--- BEGIN ---

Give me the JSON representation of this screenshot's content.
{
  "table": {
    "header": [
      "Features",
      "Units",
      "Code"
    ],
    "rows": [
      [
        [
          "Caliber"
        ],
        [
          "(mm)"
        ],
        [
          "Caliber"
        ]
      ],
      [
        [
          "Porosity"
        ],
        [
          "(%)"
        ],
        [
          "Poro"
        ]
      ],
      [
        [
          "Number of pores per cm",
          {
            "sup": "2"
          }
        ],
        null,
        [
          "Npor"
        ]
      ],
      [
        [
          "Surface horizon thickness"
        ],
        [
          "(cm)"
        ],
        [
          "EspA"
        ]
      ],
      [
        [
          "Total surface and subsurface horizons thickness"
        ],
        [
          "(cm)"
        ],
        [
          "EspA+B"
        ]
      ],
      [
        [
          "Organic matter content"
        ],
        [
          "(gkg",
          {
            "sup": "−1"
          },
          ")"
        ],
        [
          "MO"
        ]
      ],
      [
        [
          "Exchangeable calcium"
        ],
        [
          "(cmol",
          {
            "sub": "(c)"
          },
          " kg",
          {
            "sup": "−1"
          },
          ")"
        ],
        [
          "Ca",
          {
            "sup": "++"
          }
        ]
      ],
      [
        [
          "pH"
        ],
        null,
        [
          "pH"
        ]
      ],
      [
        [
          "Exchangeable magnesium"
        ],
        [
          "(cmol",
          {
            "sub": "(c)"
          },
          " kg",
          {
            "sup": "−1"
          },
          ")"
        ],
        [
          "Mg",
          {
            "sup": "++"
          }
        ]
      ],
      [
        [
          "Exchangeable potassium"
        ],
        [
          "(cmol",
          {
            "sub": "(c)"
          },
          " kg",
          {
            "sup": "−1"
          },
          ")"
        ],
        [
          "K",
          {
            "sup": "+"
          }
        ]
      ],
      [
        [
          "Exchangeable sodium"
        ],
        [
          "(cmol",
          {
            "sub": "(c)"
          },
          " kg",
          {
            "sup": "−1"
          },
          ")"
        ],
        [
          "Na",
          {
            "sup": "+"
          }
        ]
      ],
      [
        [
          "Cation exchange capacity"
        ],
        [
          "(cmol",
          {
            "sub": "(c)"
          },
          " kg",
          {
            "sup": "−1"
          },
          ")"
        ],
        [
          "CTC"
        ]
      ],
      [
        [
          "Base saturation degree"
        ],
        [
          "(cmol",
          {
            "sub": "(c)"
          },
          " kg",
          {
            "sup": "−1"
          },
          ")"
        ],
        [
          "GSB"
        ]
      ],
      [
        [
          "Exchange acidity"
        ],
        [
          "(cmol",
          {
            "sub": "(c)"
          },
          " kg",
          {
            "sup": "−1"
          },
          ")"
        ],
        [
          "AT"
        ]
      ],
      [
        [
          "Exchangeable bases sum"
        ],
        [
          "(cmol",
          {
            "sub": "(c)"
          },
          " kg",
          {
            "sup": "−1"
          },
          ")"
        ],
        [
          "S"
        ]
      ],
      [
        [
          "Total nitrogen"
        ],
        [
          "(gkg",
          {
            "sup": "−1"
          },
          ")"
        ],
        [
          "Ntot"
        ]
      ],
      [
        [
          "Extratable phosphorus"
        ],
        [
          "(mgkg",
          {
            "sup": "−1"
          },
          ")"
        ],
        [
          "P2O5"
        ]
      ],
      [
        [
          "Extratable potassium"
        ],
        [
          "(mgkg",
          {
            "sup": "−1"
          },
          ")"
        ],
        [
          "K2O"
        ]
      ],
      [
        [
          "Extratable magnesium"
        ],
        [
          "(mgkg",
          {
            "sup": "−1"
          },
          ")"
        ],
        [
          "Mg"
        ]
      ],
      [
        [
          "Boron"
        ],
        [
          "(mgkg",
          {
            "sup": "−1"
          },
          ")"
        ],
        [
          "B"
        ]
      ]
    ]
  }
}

--- END ---

Prompt: Type out the full listing again, exactly as given.

Written solution:
Give me the JSON representation of this screenshot's content.
{
  "table": {
    "header": [
      "Features",
      "Units",
      "Code"
    ],
    "rows": [
      [
        [
          "Caliber"
        ],
        [
          "(mm)"
        ],
        [
          "Caliber"
        ]
      ],
      [
        [
          "Porosity"
        ],
        [
          "(%)"
        ],
        [
          "Poro"
        ]
      ],
      [
        [
          "Number of pores per cm",
          {
            "sup": "2"
          }
        ],
        null,
        [
          "Npor"
        ]
      ],
      [
        [
          "Surface horizon thickness"
        ],
        [
          "(cm)"
        ],
        [
          "EspA"
        ]
      ],
      [
        [
          "Total surface and subsurface horizons thickness"
        ],
        [
          "(cm)"
        ],
        [
          "EspA+B"
        ]
      ],
      [
        [
          "Organic matter content"
        ],
        [
          "(gkg",
          {
            "sup": "−1"
          },
          ")"
        ],
        [
          "MO"
        ]
      ],
      [
        [
          "Exchangeable calcium"
        ],
        [
          "(cmol",
          {
            "sub": "(c)"
          },
          " kg",
          {
            "sup": "−1"
          },
          ")"
        ],
        [
          "Ca",
          {
            "sup": "++"
          }
        ]
      ],
      [
        [
          "pH"
        ],
        null,
        [
          "pH"
        ]
      ],
      [
        [
          "Exchangeable magnesium"
        ],
        [
          "(cmol",
          {
            "sub": "(c)"
          },
          " kg",
          {
            "sup": "−1"
          },
          ")"
        ],
        [
          "Mg",
          {
            "sup": "++"
          }
        ]
      ],
      [
        [
          "Exchangeable potassium"
        ],
        [
          "(cmol",
          {
            "sub": "(c)"
          },
          " kg",
          {
            "sup": "−1"
          },
          ")"
        ],
        [
          "K",
          {
            "sup": "+"
          }
        ]
      ],
      [
        [
          "Exchangeable sodium"
        ],
        [
          "(cmol",
          {
            "sub": "(c)"
          },
          " kg",
          {
            "sup": "−1"
          },
          ")"
        ],
        [
          "Na",
          {
            "sup": "+"
          }
        ]
      ],
      [
        [
          "Cation exchange capacity"
        ],
        [
          "(cmol",
          {
            "sub": "(c)"
          },
          " kg",
          {
            "sup": "−1"
          },
          ")"
        ],
        [
          "CTC"
        ]
      ],
      [
        [
          "Base saturation degree"
        ],
        [
          "(cmol",
          {
            "sub": "(c)"
          },
          " kg",
          {
            "sup": "−1"
          },
          ")"
        ],
        [
          "GSB"
        ]
      ],
      [
        [
          "Exchange acidity"
        ],
        [
          "(cmol",
          {
            "sub": "(c)"
          },
          " kg",
          {
            "sup": "−1"
          },
          ")"
        ],
        [
          "AT"
        ]
      ],
      [
        [
          "Exchangeable bases sum"
        ],
        [
          "(cmol",
          {
            "sub": "(c)"
          },
          " kg",
          {
            "sup": "−1"
          },
          ")"
        ],
        [
          "S"
        ]
      ],
      [
        [
          "Total nitrogen"
        ],
        [
          "(gkg",
          {
            "sup": "−1"
          },
          ")"
        ],
        [
          "Ntot"
        ]
      ],
      [
        [
          "Extratable phosphorus"
        ],
        [
          "(mgkg",
          {
            "sup": "−1"
          },
          ")"
        ],
        [
          "P2O5"
        ]
      ],
      [
        [
          "Extratable potassium"
        ],
        [
          "(mgkg",
          {
            "sup": "−1"
          },
          ")"
        ],
        [
          "K2O"
        ]
      ],
      [
        [
          "Extratable magnesium"
        ],
        [
          "(mgkg",
          {
            "sup": "−1"
          },
          ")"
        ],
        [
          "Mg"
        ]
      ],
      [
        [
          "Boron"
        ],
        [
          "(mgkg",
          {
            "sup": "−1"
          },
          ")"
        ],
        [
          "B"
        ]
      ]
    ]
  }
}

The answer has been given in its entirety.